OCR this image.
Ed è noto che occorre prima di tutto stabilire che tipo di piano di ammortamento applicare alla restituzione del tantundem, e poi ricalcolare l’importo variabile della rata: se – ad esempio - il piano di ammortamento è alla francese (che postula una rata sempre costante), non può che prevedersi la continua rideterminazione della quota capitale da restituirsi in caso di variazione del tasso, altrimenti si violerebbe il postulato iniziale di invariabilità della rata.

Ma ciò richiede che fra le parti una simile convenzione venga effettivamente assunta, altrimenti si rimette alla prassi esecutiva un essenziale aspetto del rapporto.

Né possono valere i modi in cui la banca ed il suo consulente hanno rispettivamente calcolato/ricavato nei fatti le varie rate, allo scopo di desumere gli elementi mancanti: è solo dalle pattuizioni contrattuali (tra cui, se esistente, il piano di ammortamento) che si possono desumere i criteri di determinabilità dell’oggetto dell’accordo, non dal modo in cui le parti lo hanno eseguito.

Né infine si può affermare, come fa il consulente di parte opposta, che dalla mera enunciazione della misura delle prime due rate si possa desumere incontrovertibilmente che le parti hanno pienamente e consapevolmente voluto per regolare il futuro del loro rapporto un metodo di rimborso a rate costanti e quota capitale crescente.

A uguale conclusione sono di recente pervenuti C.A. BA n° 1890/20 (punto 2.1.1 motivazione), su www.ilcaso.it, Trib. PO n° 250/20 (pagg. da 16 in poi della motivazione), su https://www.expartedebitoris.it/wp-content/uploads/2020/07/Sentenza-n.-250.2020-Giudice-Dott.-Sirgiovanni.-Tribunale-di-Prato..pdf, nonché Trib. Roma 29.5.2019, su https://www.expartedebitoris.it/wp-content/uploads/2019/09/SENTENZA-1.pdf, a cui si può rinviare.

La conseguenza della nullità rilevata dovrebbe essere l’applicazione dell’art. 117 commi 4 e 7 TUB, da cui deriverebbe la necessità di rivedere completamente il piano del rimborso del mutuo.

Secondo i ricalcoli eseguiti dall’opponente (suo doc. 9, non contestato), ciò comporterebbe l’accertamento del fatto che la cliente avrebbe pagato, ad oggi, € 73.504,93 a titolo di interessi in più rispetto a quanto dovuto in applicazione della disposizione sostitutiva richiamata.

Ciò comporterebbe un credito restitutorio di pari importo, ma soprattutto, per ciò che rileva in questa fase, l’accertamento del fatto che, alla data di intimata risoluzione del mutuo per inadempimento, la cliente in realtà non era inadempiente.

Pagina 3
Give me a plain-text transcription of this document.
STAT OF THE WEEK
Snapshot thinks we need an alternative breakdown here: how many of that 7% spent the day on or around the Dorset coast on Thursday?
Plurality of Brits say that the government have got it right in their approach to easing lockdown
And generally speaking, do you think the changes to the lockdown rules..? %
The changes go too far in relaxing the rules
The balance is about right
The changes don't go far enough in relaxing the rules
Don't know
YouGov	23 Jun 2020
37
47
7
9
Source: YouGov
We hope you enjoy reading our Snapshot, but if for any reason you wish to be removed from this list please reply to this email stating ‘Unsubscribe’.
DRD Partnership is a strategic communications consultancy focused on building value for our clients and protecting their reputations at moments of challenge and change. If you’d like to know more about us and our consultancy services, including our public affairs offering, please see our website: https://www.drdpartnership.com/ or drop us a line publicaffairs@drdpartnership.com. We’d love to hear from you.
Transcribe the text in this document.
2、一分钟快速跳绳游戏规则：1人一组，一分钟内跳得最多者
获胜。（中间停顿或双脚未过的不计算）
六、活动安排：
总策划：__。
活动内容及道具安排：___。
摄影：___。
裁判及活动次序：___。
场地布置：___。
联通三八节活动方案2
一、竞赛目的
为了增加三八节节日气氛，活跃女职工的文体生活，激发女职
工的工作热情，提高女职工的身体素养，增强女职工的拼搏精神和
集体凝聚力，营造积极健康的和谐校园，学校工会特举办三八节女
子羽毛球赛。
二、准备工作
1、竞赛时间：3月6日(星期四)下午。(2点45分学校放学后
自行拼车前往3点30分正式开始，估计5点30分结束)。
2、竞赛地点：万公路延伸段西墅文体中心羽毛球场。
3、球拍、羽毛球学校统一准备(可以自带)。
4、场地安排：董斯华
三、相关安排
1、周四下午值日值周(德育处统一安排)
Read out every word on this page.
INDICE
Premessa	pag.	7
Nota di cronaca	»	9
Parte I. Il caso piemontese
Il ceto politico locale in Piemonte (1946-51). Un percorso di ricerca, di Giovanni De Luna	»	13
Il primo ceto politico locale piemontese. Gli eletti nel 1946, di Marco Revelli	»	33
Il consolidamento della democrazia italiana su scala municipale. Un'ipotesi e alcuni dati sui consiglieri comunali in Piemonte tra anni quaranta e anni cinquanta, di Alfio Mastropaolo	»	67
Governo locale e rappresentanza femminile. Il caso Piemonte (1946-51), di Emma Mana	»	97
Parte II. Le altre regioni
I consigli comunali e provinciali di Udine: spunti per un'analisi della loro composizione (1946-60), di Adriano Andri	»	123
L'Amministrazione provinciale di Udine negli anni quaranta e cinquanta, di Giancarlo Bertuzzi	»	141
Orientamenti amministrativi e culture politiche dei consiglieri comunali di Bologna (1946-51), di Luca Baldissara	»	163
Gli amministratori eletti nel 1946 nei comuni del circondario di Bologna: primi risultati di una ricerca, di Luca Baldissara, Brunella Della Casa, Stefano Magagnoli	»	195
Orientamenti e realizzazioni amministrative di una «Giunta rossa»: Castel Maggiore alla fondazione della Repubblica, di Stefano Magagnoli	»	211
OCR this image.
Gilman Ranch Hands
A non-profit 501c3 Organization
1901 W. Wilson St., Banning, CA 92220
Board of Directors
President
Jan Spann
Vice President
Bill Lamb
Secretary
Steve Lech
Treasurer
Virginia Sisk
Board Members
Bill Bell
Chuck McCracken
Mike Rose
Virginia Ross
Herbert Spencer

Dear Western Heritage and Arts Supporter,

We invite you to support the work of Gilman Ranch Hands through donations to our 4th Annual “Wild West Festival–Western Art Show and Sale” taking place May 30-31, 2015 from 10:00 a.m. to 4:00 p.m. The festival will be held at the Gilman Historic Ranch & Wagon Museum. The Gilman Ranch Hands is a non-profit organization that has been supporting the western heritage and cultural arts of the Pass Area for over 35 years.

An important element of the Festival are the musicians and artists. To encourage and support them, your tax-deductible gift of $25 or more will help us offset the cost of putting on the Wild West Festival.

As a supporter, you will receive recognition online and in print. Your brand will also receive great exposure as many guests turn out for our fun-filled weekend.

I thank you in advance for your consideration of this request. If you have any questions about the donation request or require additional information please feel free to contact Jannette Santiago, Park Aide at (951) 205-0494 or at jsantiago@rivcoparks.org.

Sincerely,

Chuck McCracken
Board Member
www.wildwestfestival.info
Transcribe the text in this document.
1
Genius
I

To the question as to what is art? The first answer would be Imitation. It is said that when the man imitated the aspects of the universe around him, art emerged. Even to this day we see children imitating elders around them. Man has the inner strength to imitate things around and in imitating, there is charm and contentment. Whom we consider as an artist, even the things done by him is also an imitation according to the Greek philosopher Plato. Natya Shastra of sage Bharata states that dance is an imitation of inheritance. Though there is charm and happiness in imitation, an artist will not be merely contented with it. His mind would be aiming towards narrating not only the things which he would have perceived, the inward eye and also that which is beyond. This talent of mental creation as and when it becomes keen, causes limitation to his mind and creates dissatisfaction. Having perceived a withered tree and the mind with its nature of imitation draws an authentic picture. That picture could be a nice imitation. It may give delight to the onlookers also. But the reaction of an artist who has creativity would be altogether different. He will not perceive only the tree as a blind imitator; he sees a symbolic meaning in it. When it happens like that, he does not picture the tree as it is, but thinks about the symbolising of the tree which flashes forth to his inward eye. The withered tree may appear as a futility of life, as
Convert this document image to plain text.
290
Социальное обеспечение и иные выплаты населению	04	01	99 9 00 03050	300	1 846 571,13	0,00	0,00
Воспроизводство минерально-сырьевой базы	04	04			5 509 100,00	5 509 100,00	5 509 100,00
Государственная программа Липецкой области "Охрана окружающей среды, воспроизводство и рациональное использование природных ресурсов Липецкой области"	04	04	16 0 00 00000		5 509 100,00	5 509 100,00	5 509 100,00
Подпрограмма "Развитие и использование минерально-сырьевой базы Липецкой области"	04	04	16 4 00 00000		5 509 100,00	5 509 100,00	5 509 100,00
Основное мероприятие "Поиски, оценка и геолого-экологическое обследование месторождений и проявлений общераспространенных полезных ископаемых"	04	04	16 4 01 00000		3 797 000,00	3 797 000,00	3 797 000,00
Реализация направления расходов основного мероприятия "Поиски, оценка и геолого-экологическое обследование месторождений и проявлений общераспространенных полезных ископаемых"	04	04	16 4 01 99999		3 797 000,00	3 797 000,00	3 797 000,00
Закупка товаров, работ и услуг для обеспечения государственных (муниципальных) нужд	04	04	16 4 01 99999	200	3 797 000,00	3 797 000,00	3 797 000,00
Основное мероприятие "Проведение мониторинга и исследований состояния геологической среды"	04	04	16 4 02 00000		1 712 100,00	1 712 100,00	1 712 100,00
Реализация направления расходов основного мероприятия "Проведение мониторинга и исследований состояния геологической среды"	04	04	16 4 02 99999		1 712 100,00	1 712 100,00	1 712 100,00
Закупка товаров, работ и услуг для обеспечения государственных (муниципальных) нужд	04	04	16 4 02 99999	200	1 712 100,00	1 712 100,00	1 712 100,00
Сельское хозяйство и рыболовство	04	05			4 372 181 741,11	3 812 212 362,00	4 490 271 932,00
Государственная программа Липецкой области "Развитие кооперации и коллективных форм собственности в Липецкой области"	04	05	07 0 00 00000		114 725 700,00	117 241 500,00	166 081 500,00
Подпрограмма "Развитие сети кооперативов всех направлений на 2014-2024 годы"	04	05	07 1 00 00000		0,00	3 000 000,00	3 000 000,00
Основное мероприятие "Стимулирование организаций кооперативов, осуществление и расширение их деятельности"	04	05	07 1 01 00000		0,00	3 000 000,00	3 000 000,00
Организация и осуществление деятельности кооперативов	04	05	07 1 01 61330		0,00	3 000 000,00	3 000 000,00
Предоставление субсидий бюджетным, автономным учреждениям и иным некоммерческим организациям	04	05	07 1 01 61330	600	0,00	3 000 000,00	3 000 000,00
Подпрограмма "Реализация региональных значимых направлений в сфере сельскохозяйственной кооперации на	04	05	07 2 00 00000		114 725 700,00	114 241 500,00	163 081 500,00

━━━━━━━━━━━━━━━━

Where a line in the entries holds "мониторинга", copy that line.

Основное мероприятие "Проведение мониторинга и исследований состояния геологической среды"	04	04	16 4 02 00000		1 712 100,00	1 712 100,00	1 712 100,00
Реализация направления расходов основного мероприятия "Проведение мониторинга и исследований состояния геологической среды"	04	04	16 4 02 99999		1 712 100,00	1 712 100,00	1 712 100,00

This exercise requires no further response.